====== SUPPLIED DATA
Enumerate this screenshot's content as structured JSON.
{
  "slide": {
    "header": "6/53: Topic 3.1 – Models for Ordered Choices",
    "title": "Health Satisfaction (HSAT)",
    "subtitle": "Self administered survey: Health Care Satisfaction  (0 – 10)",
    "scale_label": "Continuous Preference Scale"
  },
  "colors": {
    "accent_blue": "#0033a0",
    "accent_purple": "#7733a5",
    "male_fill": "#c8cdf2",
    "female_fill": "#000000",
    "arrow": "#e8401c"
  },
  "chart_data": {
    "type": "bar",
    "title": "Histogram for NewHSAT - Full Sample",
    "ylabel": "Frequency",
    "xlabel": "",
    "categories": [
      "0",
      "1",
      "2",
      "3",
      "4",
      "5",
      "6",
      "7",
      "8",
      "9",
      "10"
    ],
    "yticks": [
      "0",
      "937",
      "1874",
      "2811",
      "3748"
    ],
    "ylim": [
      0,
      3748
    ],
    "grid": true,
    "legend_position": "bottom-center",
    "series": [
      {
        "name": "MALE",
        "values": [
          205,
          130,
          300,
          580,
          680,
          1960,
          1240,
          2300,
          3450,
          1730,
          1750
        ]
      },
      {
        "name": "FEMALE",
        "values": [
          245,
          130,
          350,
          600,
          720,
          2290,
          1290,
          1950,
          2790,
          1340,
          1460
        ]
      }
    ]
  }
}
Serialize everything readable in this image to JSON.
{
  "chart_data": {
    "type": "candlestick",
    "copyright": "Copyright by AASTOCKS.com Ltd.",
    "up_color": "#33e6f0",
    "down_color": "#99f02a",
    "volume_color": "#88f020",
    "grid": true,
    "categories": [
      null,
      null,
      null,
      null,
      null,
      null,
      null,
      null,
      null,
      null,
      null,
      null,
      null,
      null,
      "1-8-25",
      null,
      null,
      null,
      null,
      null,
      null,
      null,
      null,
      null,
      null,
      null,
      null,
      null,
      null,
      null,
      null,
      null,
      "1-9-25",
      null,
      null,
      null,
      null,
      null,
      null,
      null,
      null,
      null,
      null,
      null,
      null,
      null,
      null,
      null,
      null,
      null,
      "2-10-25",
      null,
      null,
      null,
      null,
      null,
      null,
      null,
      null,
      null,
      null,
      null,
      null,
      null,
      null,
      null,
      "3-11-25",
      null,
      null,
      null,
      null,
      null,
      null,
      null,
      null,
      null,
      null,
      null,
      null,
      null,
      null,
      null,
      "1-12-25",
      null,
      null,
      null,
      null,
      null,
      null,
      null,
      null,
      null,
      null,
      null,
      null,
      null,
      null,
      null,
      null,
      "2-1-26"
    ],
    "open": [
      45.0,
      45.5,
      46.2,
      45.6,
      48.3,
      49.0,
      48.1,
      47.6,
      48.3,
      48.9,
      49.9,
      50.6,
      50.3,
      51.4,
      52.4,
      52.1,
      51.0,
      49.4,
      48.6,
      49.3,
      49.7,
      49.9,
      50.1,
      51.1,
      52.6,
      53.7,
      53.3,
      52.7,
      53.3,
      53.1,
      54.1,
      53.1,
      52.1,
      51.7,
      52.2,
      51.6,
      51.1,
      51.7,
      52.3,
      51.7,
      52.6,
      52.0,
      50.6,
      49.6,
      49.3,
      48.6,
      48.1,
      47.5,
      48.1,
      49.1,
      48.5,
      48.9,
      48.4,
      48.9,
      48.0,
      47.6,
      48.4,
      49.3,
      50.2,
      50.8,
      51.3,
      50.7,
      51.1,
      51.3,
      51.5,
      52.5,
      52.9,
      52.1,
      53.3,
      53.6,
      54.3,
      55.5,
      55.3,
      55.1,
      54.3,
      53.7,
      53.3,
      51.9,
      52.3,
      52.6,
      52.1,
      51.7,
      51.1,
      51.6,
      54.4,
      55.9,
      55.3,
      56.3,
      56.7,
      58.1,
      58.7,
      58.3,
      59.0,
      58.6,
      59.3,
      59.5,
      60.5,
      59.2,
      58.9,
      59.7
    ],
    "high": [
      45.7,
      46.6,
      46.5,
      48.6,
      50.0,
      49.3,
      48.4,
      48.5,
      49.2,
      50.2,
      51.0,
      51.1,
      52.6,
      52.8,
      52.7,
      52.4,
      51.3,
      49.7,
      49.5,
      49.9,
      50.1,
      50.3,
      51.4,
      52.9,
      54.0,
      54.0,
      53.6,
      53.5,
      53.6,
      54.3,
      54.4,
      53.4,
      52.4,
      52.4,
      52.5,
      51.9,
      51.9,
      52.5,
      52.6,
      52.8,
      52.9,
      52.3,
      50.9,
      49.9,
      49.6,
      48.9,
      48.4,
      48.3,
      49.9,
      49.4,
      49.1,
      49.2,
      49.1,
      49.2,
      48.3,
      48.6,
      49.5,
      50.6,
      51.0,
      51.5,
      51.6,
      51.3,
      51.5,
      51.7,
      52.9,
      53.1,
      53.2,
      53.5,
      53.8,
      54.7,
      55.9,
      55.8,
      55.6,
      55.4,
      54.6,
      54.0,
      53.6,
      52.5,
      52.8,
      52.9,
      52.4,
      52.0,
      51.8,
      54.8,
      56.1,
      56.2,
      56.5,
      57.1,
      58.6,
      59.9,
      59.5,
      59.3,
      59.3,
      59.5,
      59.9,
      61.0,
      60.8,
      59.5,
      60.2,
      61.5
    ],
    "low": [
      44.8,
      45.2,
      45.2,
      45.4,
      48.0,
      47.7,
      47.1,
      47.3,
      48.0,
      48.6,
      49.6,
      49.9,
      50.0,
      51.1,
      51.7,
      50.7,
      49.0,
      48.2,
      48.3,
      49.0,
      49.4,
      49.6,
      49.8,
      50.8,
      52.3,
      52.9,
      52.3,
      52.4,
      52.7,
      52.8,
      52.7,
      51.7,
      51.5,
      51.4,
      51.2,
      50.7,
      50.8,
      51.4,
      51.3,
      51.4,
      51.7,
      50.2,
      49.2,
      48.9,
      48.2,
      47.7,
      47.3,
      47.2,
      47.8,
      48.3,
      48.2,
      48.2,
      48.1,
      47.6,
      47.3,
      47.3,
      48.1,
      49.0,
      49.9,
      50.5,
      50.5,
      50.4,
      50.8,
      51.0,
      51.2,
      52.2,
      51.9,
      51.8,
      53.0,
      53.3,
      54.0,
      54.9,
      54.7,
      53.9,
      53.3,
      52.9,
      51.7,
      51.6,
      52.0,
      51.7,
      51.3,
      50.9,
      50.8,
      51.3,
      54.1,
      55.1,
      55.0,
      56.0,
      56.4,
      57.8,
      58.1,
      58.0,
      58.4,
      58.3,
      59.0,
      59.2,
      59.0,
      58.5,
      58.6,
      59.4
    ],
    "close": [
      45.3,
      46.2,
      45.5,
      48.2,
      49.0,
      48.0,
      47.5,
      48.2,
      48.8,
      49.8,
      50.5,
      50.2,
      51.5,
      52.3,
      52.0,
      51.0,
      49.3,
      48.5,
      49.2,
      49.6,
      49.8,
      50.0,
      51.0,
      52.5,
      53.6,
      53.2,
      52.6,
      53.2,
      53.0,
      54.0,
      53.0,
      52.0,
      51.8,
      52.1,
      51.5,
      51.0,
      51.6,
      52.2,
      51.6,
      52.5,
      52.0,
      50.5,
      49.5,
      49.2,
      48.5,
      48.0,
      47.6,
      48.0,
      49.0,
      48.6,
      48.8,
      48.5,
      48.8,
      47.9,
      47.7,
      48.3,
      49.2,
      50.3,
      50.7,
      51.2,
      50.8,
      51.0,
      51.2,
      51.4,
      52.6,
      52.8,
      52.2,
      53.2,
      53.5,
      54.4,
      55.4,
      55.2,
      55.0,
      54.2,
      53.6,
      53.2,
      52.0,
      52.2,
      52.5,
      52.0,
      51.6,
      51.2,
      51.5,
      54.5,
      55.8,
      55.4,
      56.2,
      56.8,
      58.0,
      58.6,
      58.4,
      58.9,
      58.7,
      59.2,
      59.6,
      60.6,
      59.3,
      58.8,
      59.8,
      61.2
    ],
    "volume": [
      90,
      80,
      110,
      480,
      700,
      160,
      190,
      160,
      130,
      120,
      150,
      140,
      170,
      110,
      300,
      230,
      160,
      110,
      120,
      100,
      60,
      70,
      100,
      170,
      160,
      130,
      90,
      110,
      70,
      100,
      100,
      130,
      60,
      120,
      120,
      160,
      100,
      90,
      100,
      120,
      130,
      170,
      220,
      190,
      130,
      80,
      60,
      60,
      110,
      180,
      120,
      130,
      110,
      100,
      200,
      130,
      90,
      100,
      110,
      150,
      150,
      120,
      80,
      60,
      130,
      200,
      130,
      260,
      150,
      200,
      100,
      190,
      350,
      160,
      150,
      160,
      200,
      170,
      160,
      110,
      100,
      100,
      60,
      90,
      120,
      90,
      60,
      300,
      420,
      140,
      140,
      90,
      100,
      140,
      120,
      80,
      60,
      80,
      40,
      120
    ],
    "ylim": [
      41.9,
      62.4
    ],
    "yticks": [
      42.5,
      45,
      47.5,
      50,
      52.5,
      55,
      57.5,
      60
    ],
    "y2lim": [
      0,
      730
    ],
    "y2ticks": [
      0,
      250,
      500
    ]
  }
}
============
WHAT YOU WILL DO: Search the records above for the string "Health". Copy every line that contains it.

ANSWER TO THE EXERCISE:
    "title": "Health Satisfaction (HSAT)",
    "subtitle": "Self administered survey: Health Care Satisfaction  (0 – 10)",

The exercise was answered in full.